• _Challenge_
Every record below should be printed exactly as given.

---------- Data lines

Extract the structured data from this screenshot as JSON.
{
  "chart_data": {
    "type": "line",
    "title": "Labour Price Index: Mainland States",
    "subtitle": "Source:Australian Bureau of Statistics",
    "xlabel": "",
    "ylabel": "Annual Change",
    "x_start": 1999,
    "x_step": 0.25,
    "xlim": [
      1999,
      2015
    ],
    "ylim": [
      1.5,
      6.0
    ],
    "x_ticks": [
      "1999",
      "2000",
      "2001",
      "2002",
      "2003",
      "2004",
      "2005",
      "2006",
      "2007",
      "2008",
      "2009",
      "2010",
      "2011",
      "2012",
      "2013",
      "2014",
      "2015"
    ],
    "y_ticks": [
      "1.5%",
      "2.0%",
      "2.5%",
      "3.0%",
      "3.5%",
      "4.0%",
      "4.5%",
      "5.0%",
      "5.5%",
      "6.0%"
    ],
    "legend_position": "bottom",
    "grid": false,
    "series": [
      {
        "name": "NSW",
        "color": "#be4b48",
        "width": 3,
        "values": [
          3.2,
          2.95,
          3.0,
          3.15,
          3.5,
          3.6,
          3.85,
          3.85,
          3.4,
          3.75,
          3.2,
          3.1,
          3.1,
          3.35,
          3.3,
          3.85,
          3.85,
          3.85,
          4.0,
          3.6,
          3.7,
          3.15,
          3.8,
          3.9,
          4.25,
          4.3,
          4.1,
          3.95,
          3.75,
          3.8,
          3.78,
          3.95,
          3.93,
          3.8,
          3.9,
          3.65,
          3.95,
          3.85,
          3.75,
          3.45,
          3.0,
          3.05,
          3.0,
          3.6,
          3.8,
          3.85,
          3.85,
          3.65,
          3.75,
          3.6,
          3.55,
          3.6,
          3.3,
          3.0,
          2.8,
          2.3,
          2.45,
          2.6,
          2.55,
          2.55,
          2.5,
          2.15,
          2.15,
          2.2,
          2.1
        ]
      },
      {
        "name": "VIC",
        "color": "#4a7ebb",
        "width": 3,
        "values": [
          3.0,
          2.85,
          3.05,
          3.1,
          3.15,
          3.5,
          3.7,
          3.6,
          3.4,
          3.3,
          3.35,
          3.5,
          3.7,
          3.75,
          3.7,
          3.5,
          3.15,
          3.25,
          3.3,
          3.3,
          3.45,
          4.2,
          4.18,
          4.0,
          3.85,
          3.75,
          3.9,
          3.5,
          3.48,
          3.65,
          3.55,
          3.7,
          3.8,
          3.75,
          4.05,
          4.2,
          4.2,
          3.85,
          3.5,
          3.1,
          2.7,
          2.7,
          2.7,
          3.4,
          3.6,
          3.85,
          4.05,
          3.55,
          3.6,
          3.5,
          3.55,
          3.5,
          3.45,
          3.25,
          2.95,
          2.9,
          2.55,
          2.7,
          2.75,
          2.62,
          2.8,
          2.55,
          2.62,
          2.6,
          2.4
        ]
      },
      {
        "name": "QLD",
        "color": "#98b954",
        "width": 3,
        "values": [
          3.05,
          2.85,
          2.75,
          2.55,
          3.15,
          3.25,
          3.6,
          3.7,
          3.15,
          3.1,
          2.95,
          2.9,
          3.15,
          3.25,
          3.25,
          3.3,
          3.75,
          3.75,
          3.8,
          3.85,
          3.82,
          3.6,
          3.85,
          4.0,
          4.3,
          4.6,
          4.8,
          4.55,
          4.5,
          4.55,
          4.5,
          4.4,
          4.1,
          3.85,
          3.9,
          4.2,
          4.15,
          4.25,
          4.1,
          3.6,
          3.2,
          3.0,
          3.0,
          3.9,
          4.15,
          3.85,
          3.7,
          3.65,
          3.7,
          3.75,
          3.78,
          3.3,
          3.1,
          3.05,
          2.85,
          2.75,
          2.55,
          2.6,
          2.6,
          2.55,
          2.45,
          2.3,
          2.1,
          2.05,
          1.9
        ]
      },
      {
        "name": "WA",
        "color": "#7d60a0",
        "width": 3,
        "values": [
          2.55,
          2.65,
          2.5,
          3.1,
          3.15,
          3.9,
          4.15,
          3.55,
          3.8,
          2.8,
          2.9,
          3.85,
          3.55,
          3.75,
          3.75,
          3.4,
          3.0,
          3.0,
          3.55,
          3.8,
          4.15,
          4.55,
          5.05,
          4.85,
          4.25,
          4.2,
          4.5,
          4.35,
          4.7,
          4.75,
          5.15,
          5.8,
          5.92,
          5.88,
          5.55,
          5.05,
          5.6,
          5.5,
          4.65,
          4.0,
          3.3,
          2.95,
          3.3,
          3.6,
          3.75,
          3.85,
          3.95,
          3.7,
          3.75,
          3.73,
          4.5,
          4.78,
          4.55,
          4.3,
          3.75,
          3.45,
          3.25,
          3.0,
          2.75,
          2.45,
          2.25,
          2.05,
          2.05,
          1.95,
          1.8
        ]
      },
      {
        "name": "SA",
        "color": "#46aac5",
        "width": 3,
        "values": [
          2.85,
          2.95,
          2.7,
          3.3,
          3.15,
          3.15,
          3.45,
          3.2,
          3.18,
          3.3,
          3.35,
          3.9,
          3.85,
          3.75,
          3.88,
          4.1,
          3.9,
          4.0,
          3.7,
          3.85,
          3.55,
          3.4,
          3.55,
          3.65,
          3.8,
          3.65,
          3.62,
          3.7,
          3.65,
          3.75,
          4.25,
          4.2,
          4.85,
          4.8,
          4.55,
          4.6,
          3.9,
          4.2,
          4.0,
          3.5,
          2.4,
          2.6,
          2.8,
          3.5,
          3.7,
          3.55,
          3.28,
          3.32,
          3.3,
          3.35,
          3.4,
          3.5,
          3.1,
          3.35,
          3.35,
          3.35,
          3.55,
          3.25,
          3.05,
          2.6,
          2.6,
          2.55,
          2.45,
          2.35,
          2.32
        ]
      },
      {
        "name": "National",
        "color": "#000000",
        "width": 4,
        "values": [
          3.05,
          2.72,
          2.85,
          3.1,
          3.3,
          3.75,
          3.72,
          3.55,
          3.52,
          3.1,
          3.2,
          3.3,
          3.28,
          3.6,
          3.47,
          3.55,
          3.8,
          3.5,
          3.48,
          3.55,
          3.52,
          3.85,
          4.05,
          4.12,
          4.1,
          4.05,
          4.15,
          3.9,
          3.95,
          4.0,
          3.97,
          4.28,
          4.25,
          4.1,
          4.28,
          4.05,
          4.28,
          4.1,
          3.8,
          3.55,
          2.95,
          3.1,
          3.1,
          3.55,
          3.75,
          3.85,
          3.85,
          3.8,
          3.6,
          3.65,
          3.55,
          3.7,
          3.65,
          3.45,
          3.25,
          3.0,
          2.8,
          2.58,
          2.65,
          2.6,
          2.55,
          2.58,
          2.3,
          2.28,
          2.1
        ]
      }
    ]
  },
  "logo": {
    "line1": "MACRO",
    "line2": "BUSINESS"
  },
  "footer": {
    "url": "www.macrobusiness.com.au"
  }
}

--------------------

• _Task output_
Extract the structured data from this screenshot as JSON.
{
  "chart_data": {
    "type": "line",
    "title": "Labour Price Index: Mainland States",
    "subtitle": "Source:Australian Bureau of Statistics",
    "xlabel": "",
    "ylabel": "Annual Change",
    "x_start": 1999,
    "x_step": 0.25,
    "xlim": [
      1999,
      2015
    ],
    "ylim": [
      1.5,
      6.0
    ],
    "x_ticks": [
      "1999",
      "2000",
      "2001",
      "2002",
      "2003",
      "2004",
      "2005",
      "2006",
      "2007",
      "2008",
      "2009",
      "2010",
      "2011",
      "2012",
      "2013",
      "2014",
      "2015"
    ],
    "y_ticks": [
      "1.5%",
      "2.0%",
      "2.5%",
      "3.0%",
      "3.5%",
      "4.0%",
      "4.5%",
      "5.0%",
      "5.5%",
      "6.0%"
    ],
    "legend_position": "bottom",
    "grid": false,
    "series": [
      {
        "name": "NSW",
        "color": "#be4b48",
        "width": 3,
        "values": [
          3.2,
          2.95,
          3.0,
          3.15,
          3.5,
          3.6,
          3.85,
          3.85,
          3.4,
          3.75,
          3.2,
          3.1,
          3.1,
          3.35,
          3.3,
          3.85,
          3.85,
          3.85,
          4.0,
          3.6,
          3.7,
          3.15,
          3.8,
          3.9,
          4.25,
          4.3,
          4.1,
          3.95,
          3.75,
          3.8,
          3.78,
          3.95,
          3.93,
          3.8,
          3.9,
          3.65,
          3.95,
          3.85,
          3.75,
          3.45,
          3.0,
          3.05,
          3.0,
          3.6,
          3.8,
          3.85,
          3.85,
          3.65,
          3.75,
          3.6,
          3.55,
          3.6,
          3.3,
          3.0,
          2.8,
          2.3,
          2.45,
          2.6,
          2.55,
          2.55,
          2.5,
          2.15,
          2.15,
          2.2,
          2.1
        ]
      },
      {
        "name": "VIC",
        "color": "#4a7ebb",
        "width": 3,
        "values": [
          3.0,
          2.85,
          3.05,
          3.1,
          3.15,
          3.5,
          3.7,
          3.6,
          3.4,
          3.3,
          3.35,
          3.5,
          3.7,
          3.75,
          3.7,
          3.5,
          3.15,
          3.25,
          3.3,
          3.3,
          3.45,
          4.2,
          4.18,
          4.0,
          3.85,
          3.75,
          3.9,
          3.5,
          3.48,
          3.65,
          3.55,
          3.7,
          3.8,
          3.75,
          4.05,
          4.2,
          4.2,
          3.85,
          3.5,
          3.1,
          2.7,
          2.7,
          2.7,
          3.4,
          3.6,
          3.85,
          4.05,
          3.55,
          3.6,
          3.5,
          3.55,
          3.5,
          3.45,
          3.25,
          2.95,
          2.9,
          2.55,
          2.7,
          2.75,
          2.62,
          2.8,
          2.55,
          2.62,
          2.6,
          2.4
        ]
      },
      {
        "name": "QLD",
        "color": "#98b954",
        "width": 3,
        "values": [
          3.05,
          2.85,
          2.75,
          2.55,
          3.15,
          3.25,
          3.6,
          3.7,
          3.15,
          3.1,
          2.95,
          2.9,
          3.15,
          3.25,
          3.25,
          3.3,
          3.75,
          3.75,
          3.8,
          3.85,
          3.82,
          3.6,
          3.85,
          4.0,
          4.3,
          4.6,
          4.8,
          4.55,
          4.5,
          4.55,
          4.5,
          4.4,
          4.1,
          3.85,
          3.9,
          4.2,
          4.15,
          4.25,
          4.1,
          3.6,
          3.2,
          3.0,
          3.0,
          3.9,
          4.15,
          3.85,
          3.7,
          3.65,
          3.7,
          3.75,
          3.78,
          3.3,
          3.1,
          3.05,
          2.85,
          2.75,
          2.55,
          2.6,
          2.6,
          2.55,
          2.45,
          2.3,
          2.1,
          2.05,
          1.9
        ]
      },
      {
        "name": "WA",
        "color": "#7d60a0",
        "width": 3,
        "values": [
          2.55,
          2.65,
          2.5,
          3.1,
          3.15,
          3.9,
          4.15,
          3.55,
          3.8,
          2.8,
          2.9,
          3.85,
          3.55,
          3.75,
          3.75,
          3.4,
          3.0,
          3.0,
          3.55,
          3.8,
          4.15,
          4.55,
          5.05,
          4.85,
          4.25,
          4.2,
          4.5,
          4.35,
          4.7,
          4.75,
          5.15,
          5.8,
          5.92,
          5.88,
          5.55,
          5.05,
          5.6,
          5.5,
          4.65,
          4.0,
          3.3,
          2.95,
          3.3,
          3.6,
          3.75,
          3.85,
          3.95,
          3.7,
          3.75,
          3.73,
          4.5,
          4.78,
          4.55,
          4.3,
          3.75,
          3.45,
          3.25,
          3.0,
          2.75,
          2.45,
          2.25,
          2.05,
          2.05,
          1.95,
          1.8
        ]
      },
      {
        "name": "SA",
        "color": "#46aac5",
        "width": 3,
        "values": [
          2.85,
          2.95,
          2.7,
          3.3,
          3.15,
          3.15,
          3.45,
          3.2,
          3.18,
          3.3,
          3.35,
          3.9,
          3.85,
          3.75,
          3.88,
          4.1,
          3.9,
          4.0,
          3.7,
          3.85,
          3.55,
          3.4,
          3.55,
          3.65,
          3.8,
          3.65,
          3.62,
          3.7,
          3.65,
          3.75,
          4.25,
          4.2,
          4.85,
          4.8,
          4.55,
          4.6,
          3.9,
          4.2,
          4.0,
          3.5,
          2.4,
          2.6,
          2.8,
          3.5,
          3.7,
          3.55,
          3.28,
          3.32,
          3.3,
          3.35,
          3.4,
          3.5,
          3.1,
          3.35,
          3.35,
          3.35,
          3.55,
          3.25,
          3.05,
          2.6,
          2.6,
          2.55,
          2.45,
          2.35,
          2.32
        ]
      },
      {
        "name": "National",
        "color": "#000000",
        "width": 4,
        "values": [
          3.05,
          2.72,
          2.85,
          3.1,
          3.3,
          3.75,
          3.72,
          3.55,
          3.52,
          3.1,
          3.2,
          3.3,
          3.28,
          3.6,
          3.47,
          3.55,
          3.8,
          3.5,
          3.48,
          3.55,
          3.52,
          3.85,
          4.05,
          4.12,
          4.1,
          4.05,
          4.15,
          3.9,
          3.95,
          4.0,
          3.97,
          4.28,
          4.25,
          4.1,
          4.28,
          4.05,
          4.28,
          4.1,
          3.8,
          3.55,
          2.95,
          3.1,
          3.1,
          3.55,
          3.75,
          3.85,
          3.85,
          3.8,
          3.6,
          3.65,
          3.55,
          3.7,
          3.65,
          3.45,
          3.25,
          3.0,
          2.8,
          2.58,
          2.65,
          2.6,
          2.55,
          2.58,
          2.3,
          2.28,
          2.1
        ]
      }
    ]
  },
  "logo": {
    "line1": "MACRO",
    "line2": "BUSINESS"
  },
  "footer": {
    "url": "www.macrobusiness.com.au"
  }
}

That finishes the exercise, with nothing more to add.